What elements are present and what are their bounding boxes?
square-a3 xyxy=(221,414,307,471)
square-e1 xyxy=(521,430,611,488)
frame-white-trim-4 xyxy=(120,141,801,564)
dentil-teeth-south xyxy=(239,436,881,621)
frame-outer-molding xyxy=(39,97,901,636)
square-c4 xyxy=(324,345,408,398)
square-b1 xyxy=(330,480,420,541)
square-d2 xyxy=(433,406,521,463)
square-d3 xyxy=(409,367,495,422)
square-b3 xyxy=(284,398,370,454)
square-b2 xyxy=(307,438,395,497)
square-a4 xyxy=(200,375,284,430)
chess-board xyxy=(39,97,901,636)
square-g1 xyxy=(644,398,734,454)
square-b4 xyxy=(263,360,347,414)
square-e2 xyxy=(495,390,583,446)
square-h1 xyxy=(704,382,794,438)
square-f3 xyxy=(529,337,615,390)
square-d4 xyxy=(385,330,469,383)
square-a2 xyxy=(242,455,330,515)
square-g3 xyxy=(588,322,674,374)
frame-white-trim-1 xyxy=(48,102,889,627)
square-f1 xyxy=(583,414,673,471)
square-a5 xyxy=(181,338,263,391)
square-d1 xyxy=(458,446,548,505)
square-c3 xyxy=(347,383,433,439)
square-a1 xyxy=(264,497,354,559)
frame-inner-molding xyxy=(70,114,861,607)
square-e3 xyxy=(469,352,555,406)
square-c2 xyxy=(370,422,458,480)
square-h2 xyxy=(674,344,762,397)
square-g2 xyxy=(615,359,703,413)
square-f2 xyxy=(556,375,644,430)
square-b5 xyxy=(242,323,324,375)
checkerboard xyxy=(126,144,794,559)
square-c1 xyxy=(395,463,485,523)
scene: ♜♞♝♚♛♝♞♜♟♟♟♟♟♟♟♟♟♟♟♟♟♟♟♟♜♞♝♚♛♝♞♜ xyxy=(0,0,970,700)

++++++++++++++++++++

◆ WHAT IS REQUIRED:
Write out all of the data above line for line, changing nothing.

◆ FINAL RESULT:
What elements are present and what are their bounding boxes?
square-a3 xyxy=(221,414,307,471)
square-e1 xyxy=(521,430,611,488)
frame-white-trim-4 xyxy=(120,141,801,564)
dentil-teeth-south xyxy=(239,436,881,621)
frame-outer-molding xyxy=(39,97,901,636)
square-c4 xyxy=(324,345,408,398)
square-b1 xyxy=(330,480,420,541)
square-d2 xyxy=(433,406,521,463)
square-d3 xyxy=(409,367,495,422)
square-b3 xyxy=(284,398,370,454)
square-b2 xyxy=(307,438,395,497)
square-a4 xyxy=(200,375,284,430)
chess-board xyxy=(39,97,901,636)
square-g1 xyxy=(644,398,734,454)
square-b4 xyxy=(263,360,347,414)
square-e2 xyxy=(495,390,583,446)
square-h1 xyxy=(704,382,794,438)
square-f3 xyxy=(529,337,615,390)
square-d4 xyxy=(385,330,469,383)
square-a2 xyxy=(242,455,330,515)
square-g3 xyxy=(588,322,674,374)
frame-white-trim-1 xyxy=(48,102,889,627)
square-f1 xyxy=(583,414,673,471)
square-a5 xyxy=(181,338,263,391)
square-d1 xyxy=(458,446,548,505)
square-c3 xyxy=(347,383,433,439)
square-a1 xyxy=(264,497,354,559)
frame-inner-molding xyxy=(70,114,861,607)
square-e3 xyxy=(469,352,555,406)
square-c2 xyxy=(370,422,458,480)
square-h2 xyxy=(674,344,762,397)
square-g2 xyxy=(615,359,703,413)
square-f2 xyxy=(556,375,644,430)
square-b5 xyxy=(242,323,324,375)
checkerboard xyxy=(126,144,794,559)
square-c1 xyxy=(395,463,485,523)
scene: ♜♞♝♚♛♝♞♜♟♟♟♟♟♟♟♟♟♟♟♟♟♟♟♟♜♞♝♚♛♝♞♜ xyxy=(0,0,970,700)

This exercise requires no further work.